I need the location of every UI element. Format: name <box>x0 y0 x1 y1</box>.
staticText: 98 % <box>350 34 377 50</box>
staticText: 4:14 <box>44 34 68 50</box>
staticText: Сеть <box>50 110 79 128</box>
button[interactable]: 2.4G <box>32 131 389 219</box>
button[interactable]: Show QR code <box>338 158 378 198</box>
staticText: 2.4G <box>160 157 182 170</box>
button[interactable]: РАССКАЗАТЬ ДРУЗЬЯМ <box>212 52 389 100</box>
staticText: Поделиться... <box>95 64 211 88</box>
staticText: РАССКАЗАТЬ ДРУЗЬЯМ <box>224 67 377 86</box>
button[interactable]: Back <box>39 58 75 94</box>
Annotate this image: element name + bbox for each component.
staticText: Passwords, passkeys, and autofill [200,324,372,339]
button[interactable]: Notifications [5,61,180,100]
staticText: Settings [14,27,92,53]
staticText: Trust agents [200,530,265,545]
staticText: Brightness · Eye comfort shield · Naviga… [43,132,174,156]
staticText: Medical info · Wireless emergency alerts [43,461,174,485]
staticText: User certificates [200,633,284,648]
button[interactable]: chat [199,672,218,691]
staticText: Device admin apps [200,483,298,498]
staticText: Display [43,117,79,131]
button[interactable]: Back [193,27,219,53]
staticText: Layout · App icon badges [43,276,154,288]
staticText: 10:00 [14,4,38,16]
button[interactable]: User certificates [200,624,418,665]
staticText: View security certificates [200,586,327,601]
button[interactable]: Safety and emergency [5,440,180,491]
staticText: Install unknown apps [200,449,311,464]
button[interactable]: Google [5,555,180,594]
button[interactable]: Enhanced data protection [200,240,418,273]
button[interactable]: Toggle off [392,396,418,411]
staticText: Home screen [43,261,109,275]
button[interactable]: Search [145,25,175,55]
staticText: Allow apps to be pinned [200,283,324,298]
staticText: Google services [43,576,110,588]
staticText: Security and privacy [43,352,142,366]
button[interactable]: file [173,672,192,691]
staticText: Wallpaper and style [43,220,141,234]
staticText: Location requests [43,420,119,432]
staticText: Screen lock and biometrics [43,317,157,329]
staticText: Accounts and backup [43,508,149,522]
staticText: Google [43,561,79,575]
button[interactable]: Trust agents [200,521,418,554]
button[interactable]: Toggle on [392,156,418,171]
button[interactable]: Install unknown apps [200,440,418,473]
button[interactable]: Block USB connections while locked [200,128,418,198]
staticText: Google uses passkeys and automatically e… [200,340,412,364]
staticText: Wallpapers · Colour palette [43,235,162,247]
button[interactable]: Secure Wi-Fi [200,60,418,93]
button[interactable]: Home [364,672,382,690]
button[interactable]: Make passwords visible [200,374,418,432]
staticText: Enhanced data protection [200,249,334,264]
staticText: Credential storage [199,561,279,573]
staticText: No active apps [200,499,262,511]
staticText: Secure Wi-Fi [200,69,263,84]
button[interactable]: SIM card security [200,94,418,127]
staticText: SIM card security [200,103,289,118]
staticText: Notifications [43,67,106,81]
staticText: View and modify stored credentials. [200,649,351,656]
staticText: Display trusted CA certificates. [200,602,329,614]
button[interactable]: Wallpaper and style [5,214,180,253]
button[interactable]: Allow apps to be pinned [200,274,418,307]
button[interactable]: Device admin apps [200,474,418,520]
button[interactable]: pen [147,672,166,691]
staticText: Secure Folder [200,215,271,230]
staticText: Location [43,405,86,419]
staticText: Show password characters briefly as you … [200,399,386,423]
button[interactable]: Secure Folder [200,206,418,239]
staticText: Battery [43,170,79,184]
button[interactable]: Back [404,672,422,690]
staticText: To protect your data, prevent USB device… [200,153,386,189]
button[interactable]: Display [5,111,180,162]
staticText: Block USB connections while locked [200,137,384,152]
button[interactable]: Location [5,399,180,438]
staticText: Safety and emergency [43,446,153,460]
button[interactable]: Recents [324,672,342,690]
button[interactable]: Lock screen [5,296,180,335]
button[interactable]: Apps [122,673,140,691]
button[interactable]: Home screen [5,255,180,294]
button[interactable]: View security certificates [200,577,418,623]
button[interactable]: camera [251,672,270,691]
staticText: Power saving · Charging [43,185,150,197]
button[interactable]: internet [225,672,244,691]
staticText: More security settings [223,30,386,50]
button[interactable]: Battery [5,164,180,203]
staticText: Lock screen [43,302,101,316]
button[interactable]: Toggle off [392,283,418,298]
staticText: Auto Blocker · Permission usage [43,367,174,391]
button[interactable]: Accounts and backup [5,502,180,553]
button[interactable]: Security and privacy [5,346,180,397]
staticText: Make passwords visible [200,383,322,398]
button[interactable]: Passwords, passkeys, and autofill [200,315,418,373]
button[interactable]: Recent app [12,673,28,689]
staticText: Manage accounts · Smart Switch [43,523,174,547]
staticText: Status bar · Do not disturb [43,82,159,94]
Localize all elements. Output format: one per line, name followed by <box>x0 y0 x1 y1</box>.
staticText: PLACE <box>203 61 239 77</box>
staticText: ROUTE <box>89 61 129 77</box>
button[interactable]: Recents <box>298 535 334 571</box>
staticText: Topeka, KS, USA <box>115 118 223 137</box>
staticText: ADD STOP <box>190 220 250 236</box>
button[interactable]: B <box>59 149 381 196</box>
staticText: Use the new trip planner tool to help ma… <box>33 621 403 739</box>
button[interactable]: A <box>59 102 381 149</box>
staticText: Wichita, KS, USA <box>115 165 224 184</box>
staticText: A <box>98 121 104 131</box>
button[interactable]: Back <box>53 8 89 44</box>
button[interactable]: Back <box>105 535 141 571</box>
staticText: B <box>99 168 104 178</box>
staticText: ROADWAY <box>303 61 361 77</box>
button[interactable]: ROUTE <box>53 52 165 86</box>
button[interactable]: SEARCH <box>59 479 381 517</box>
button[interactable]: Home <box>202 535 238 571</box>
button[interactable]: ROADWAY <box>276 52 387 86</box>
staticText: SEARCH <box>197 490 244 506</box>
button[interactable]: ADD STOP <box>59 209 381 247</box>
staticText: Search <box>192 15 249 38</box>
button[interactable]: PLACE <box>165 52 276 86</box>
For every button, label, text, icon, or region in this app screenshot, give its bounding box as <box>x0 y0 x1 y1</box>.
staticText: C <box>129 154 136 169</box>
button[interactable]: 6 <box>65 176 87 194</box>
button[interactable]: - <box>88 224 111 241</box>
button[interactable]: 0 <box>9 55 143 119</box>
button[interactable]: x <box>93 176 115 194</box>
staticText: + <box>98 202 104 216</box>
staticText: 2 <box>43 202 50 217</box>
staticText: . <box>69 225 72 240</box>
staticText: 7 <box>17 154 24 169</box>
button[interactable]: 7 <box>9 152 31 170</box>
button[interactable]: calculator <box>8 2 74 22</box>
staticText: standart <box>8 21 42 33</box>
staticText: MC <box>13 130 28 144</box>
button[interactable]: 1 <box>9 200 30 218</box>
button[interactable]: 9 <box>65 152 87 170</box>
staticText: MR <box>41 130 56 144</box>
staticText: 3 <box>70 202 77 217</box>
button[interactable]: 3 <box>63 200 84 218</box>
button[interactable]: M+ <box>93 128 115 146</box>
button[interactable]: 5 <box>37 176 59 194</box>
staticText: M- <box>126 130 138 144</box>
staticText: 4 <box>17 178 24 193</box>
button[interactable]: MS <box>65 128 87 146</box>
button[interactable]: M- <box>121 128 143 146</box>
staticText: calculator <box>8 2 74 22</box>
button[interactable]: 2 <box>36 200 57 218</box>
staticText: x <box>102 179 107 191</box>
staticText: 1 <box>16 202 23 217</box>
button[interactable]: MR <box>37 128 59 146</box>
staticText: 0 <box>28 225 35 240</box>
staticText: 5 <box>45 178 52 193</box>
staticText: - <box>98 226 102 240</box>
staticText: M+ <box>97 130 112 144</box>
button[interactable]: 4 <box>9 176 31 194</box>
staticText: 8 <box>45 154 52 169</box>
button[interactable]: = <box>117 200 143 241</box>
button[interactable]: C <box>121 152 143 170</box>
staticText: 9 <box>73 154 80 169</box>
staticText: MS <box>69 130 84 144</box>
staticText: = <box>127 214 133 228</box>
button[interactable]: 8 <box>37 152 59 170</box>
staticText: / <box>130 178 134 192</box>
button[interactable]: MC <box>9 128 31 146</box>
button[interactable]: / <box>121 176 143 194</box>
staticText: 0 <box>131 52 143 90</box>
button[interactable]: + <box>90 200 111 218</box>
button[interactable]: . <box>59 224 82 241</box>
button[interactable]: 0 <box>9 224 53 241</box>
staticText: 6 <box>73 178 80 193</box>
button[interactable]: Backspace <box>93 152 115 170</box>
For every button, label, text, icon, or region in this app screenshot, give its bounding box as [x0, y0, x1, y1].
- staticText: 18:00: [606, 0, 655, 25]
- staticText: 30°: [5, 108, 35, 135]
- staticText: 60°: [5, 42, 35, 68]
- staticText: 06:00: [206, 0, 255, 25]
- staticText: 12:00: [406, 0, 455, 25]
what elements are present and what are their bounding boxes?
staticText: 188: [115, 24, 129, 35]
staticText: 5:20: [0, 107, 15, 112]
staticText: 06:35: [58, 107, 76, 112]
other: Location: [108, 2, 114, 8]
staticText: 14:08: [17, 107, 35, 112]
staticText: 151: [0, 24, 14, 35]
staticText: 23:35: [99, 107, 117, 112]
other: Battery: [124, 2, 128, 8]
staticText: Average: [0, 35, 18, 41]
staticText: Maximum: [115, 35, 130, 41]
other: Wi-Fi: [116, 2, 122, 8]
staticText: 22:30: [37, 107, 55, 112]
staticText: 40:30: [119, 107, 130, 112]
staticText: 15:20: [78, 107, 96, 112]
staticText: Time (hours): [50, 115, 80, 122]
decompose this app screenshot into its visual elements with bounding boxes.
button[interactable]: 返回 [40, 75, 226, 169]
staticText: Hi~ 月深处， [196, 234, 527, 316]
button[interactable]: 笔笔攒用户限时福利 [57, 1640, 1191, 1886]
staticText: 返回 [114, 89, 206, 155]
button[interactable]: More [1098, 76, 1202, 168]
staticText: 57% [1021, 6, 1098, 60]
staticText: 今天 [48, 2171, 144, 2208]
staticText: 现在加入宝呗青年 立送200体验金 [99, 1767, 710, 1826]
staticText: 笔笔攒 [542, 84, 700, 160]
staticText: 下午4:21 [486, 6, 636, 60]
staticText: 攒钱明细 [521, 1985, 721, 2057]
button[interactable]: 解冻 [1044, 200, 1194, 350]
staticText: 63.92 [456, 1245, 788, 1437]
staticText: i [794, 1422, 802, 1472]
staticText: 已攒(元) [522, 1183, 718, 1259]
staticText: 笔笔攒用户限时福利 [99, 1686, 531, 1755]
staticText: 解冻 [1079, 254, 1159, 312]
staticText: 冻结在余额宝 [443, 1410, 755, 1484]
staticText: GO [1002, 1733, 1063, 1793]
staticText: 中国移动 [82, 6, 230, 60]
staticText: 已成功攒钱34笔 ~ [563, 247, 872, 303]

------

State how many of the rows above contain the string "unknown", with case counting, and give only the number.

WRITTEN SOLUTION:
2